» Request
The records that follow need to be output exactly as they are.

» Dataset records
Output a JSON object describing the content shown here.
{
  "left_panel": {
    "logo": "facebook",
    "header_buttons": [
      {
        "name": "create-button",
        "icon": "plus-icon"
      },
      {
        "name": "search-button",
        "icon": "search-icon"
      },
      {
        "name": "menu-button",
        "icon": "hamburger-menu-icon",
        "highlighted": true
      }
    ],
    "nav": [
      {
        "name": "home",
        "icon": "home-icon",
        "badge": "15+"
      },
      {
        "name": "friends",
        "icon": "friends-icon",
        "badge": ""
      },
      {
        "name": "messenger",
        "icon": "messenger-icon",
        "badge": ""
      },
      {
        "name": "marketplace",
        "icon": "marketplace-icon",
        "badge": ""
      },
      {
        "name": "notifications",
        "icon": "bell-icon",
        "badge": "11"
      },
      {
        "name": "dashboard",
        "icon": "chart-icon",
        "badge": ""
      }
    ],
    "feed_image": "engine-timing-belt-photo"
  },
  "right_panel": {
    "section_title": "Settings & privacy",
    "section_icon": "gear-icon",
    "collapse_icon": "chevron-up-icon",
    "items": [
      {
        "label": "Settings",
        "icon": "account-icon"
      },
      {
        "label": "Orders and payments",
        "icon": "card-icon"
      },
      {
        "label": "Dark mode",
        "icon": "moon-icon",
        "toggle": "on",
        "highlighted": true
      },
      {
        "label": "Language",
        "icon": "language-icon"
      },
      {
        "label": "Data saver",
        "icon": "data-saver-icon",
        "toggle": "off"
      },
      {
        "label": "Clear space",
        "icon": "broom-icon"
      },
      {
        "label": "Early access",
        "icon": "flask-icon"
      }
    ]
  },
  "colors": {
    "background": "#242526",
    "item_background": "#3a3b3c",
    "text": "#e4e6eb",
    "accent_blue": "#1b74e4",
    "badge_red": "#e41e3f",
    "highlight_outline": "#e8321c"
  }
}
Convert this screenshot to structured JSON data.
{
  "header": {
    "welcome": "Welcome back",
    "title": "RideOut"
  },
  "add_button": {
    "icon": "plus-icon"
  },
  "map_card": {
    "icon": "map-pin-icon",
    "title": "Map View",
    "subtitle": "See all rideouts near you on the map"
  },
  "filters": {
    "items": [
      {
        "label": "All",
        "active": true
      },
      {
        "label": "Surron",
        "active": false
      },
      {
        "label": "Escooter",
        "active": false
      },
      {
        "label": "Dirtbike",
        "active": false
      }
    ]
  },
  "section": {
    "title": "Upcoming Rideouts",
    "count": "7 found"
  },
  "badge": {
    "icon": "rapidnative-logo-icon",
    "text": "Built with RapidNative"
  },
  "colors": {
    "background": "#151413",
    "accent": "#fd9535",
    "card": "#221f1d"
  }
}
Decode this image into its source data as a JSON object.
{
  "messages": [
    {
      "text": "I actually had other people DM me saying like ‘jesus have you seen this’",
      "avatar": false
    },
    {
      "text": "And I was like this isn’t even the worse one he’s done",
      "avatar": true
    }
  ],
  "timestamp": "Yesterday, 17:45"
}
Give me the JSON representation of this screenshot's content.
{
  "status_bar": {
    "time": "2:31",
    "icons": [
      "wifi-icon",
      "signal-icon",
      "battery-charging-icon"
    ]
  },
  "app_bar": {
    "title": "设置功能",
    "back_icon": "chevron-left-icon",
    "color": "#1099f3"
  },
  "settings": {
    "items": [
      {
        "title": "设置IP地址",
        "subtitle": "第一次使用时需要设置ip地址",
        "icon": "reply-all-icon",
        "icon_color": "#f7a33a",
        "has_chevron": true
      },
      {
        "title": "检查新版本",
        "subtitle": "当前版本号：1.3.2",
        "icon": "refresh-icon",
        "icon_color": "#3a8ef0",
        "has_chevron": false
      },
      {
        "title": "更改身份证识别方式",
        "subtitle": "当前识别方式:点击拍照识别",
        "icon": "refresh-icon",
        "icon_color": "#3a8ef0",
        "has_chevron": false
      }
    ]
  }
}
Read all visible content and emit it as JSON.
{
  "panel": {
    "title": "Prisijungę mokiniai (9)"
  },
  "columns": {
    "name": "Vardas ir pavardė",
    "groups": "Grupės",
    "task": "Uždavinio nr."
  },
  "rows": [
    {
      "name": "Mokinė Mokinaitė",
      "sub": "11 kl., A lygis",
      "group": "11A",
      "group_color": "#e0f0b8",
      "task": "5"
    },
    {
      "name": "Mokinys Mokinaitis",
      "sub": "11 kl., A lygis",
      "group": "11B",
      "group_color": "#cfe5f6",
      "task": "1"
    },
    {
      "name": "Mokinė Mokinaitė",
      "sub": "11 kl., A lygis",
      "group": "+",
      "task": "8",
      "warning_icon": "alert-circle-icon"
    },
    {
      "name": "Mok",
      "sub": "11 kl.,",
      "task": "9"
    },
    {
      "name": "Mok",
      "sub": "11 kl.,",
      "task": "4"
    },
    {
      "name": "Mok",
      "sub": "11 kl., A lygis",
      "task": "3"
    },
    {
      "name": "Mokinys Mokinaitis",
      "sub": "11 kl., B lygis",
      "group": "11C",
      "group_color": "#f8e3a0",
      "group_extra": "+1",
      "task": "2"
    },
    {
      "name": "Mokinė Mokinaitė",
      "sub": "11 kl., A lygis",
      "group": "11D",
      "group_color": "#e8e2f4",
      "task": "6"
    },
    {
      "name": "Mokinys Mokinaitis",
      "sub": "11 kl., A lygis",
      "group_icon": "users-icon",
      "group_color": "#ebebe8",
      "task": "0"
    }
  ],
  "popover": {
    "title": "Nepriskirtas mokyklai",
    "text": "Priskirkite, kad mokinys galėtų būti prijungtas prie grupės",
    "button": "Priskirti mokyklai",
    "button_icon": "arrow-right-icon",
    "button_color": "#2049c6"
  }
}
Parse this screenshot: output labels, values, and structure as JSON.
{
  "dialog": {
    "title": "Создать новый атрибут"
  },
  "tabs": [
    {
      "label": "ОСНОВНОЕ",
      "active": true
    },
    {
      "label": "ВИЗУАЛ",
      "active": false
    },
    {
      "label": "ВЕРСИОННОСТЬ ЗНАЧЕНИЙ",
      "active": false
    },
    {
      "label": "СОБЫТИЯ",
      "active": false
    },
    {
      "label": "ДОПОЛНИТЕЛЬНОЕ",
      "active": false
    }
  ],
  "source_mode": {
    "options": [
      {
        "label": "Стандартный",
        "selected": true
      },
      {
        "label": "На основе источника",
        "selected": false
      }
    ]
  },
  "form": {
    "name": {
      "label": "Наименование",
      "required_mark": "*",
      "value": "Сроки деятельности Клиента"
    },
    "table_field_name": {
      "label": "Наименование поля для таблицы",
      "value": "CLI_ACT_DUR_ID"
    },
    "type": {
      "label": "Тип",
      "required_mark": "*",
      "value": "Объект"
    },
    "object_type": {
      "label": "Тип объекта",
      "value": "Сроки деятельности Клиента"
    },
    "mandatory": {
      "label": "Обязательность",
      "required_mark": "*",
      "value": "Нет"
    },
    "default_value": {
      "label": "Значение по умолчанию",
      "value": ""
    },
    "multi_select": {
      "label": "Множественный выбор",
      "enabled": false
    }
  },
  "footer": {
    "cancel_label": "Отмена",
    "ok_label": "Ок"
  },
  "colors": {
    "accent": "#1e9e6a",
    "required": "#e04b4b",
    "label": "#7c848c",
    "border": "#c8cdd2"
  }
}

» Exercise answer
Output a JSON object describing the content shown here.
{
  "left_panel": {
    "logo": "facebook",
    "header_buttons": [
      {
        "name": "create-button",
        "icon": "plus-icon"
      },
      {
        "name": "search-button",
        "icon": "search-icon"
      },
      {
        "name": "menu-button",
        "icon": "hamburger-menu-icon",
        "highlighted": true
      }
    ],
    "nav": [
      {
        "name": "home",
        "icon": "home-icon",
        "badge": "15+"
      },
      {
        "name": "friends",
        "icon": "friends-icon",
        "badge": ""
      },
      {
        "name": "messenger",
        "icon": "messenger-icon",
        "badge": ""
      },
      {
        "name": "marketplace",
        "icon": "marketplace-icon",
        "badge": ""
      },
      {
        "name": "notifications",
        "icon": "bell-icon",
        "badge": "11"
      },
      {
        "name": "dashboard",
        "icon": "chart-icon",
        "badge": ""
      }
    ],
    "feed_image": "engine-timing-belt-photo"
  },
  "right_panel": {
    "section_title": "Settings & privacy",
    "section_icon": "gear-icon",
    "collapse_icon": "chevron-up-icon",
    "items": [
      {
        "label": "Settings",
        "icon": "account-icon"
      },
      {
        "label": "Orders and payments",
        "icon": "card-icon"
      },
      {
        "label": "Dark mode",
        "icon": "moon-icon",
        "toggle": "on",
        "highlighted": true
      },
      {
        "label": "Language",
        "icon": "language-icon"
      },
      {
        "label": "Data saver",
        "icon": "data-saver-icon",
        "toggle": "off"
      },
      {
        "label": "Clear space",
        "icon": "broom-icon"
      },
      {
        "label": "Early access",
        "icon": "flask-icon"
      }
    ]
  },
  "colors": {
    "background": "#242526",
    "item_background": "#3a3b3c",
    "text": "#e4e6eb",
    "accent_blue": "#1b74e4",
    "badge_red": "#e41e3f",
    "highlight_outline": "#e8321c"
  }
}
Convert this screenshot to structured JSON data.
{
  "header": {
    "welcome": "Welcome back",
    "title": "RideOut"
  },
  "add_button": {
    "icon": "plus-icon"
  },
  "map_card": {
    "icon": "map-pin-icon",
    "title": "Map View",
    "subtitle": "See all rideouts near you on the map"
  },
  "filters": {
    "items": [
      {
        "label": "All",
        "active": true
      },
      {
        "label": "Surron",
        "active": false
      },
      {
        "label": "Escooter",
        "active": false
      },
      {
        "label": "Dirtbike",
        "active": false
      }
    ]
  },
  "section": {
    "title": "Upcoming Rideouts",
    "count": "7 found"
  },
  "badge": {
    "icon": "rapidnative-logo-icon",
    "text": "Built with RapidNative"
  },
  "colors": {
    "background": "#151413",
    "accent": "#fd9535",
    "card": "#221f1d"
  }
}
Decode this image into its source data as a JSON object.
{
  "messages": [
    {
      "text": "I actually had other people DM me saying like ‘jesus have you seen this’",
      "avatar": false
    },
    {
      "text": "And I was like this isn’t even the worse one he’s done",
      "avatar": true
    }
  ],
  "timestamp": "Yesterday, 17:45"
}
Give me the JSON representation of this screenshot's content.
{
  "status_bar": {
    "time": "2:31",
    "icons": [
      "wifi-icon",
      "signal-icon",
      "battery-charging-icon"
    ]
  },
  "app_bar": {
    "title": "设置功能",
    "back_icon": "chevron-left-icon",
    "color": "#1099f3"
  },
  "settings": {
    "items": [
      {
        "title": "设置IP地址",
        "subtitle": "第一次使用时需要设置ip地址",
        "icon": "reply-all-icon",
        "icon_color": "#f7a33a",
        "has_chevron": true
      },
      {
        "title": "检查新版本",
        "subtitle": "当前版本号：1.3.2",
        "icon": "refresh-icon",
        "icon_color": "#3a8ef0",
        "has_chevron": false
      },
      {
        "title": "更改身份证识别方式",
        "subtitle": "当前识别方式:点击拍照识别",
        "icon": "refresh-icon",
        "icon_color": "#3a8ef0",
        "has_chevron": false
      }
    ]
  }
}
Read all visible content and emit it as JSON.
{
  "panel": {
    "title": "Prisijungę mokiniai (9)"
  },
  "columns": {
    "name": "Vardas ir pavardė",
    "groups": "Grupės",
    "task": "Uždavinio nr."
  },
  "rows": [
    {
      "name": "Mokinė Mokinaitė",
      "sub": "11 kl., A lygis",
      "group": "11A",
      "group_color": "#e0f0b8",
      "task": "5"
    },
    {
      "name": "Mokinys Mokinaitis",
      "sub": "11 kl., A lygis",
      "group": "11B",
      "group_color": "#cfe5f6",
      "task": "1"
    },
    {
      "name": "Mokinė Mokinaitė",
      "sub": "11 kl., A lygis",
      "group": "+",
      "task": "8",
      "warning_icon": "alert-circle-icon"
    },
    {
      "name": "Mok",
      "sub": "11 kl.,",
      "task": "9"
    },
    {
      "name": "Mok",
      "sub": "11 kl.,",
      "task": "4"
    },
    {
      "name": "Mok",
      "sub": "11 kl., A lygis",
      "task": "3"
    },
    {
      "name": "Mokinys Mokinaitis",
      "sub": "11 kl., B lygis",
      "group": "11C",
      "group_color": "#f8e3a0",
      "group_extra": "+1",
      "task": "2"
    },
    {
      "name": "Mokinė Mokinaitė",
      "sub": "11 kl., A lygis",
      "group": "11D",
      "group_color": "#e8e2f4",
      "task": "6"
    },
    {
      "name": "Mokinys Mokinaitis",
      "sub": "11 kl., A lygis",
      "group_icon": "users-icon",
      "group_color": "#ebebe8",
      "task": "0"
    }
  ],
  "popover": {
    "title": "Nepriskirtas mokyklai",
    "text": "Priskirkite, kad mokinys galėtų būti prijungtas prie grupės",
    "button": "Priskirti mokyklai",
    "button_icon": "arrow-right-icon",
    "button_color": "#2049c6"
  }
}
Parse this screenshot: output labels, values, and structure as JSON.
{
  "dialog": {
    "title": "Создать новый атрибут"
  },
  "tabs": [
    {
      "label": "ОСНОВНОЕ",
      "active": true
    },
    {
      "label": "ВИЗУАЛ",
      "active": false
    },
    {
      "label": "ВЕРСИОННОСТЬ ЗНАЧЕНИЙ",
      "active": false
    },
    {
      "label": "СОБЫТИЯ",
      "active": false
    },
    {
      "label": "ДОПОЛНИТЕЛЬНОЕ",
      "active": false
    }
  ],
  "source_mode": {
    "options": [
      {
        "label": "Стандартный",
        "selected": true
      },
      {
        "label": "На основе источника",
        "selected": false
      }
    ]
  },
  "form": {
    "name": {
      "label": "Наименование",
      "required_mark": "*",
      "value": "Сроки деятельности Клиента"
    },
    "table_field_name": {
      "label": "Наименование поля для таблицы",
      "value": "CLI_ACT_DUR_ID"
    },
    "type": {
      "label": "Тип",
      "required_mark": "*",
      "value": "Объект"
    },
    "object_type": {
      "label": "Тип объекта",
      "value": "Сроки деятельности Клиента"
    },
    "mandatory": {
      "label": "Обязательность",
      "required_mark": "*",
      "value": "Нет"
    },
    "default_value": {
      "label": "Значение по умолчанию",
      "value": ""
    },
    "multi_select": {
      "label": "Множественный выбор",
      "enabled": false
    }
  },
  "footer": {
    "cancel_label": "Отмена",
    "ok_label": "Ок"
  },
  "colors": {
    "accent": "#1e9e6a",
    "required": "#e04b4b",
    "label": "#7c848c",
    "border": "#c8cdd2"
  }
}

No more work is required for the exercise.